◆ **WHAT IS ASKED**: Pick out each line containing the string "Nueva".

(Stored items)
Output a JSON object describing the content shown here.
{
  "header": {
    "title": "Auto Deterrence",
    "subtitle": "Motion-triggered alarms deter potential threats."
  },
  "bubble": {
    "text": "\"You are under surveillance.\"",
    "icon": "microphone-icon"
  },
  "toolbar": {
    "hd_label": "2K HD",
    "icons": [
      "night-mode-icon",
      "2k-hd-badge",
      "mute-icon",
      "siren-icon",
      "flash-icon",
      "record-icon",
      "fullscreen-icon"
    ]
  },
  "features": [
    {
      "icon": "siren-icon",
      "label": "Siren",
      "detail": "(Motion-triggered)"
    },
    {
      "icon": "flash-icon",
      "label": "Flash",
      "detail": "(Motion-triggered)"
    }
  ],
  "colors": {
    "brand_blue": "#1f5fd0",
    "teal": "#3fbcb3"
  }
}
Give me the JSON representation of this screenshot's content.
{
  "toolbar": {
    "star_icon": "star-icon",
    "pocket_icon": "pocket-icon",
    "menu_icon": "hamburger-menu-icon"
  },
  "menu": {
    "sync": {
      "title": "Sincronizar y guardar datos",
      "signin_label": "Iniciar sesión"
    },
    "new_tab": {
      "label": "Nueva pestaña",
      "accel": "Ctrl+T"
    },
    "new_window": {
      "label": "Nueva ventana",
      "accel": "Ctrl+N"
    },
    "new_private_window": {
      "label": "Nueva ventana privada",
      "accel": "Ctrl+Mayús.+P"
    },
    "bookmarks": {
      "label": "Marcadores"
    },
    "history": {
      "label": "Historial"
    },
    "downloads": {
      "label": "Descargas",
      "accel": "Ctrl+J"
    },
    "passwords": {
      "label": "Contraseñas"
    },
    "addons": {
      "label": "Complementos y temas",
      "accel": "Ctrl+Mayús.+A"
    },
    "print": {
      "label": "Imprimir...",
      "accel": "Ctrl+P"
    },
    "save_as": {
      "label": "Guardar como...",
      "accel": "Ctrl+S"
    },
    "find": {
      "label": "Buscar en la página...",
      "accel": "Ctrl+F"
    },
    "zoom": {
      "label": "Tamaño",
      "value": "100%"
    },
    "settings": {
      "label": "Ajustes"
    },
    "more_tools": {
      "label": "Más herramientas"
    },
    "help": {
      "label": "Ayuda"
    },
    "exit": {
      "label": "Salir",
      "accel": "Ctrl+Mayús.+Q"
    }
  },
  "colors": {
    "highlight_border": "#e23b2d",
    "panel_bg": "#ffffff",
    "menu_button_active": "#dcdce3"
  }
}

◆ **EXERCISE SOLUTION**:
      "label": "Nueva pestaña",
      "label": "Nueva ventana",
      "label": "Nueva ventana privada",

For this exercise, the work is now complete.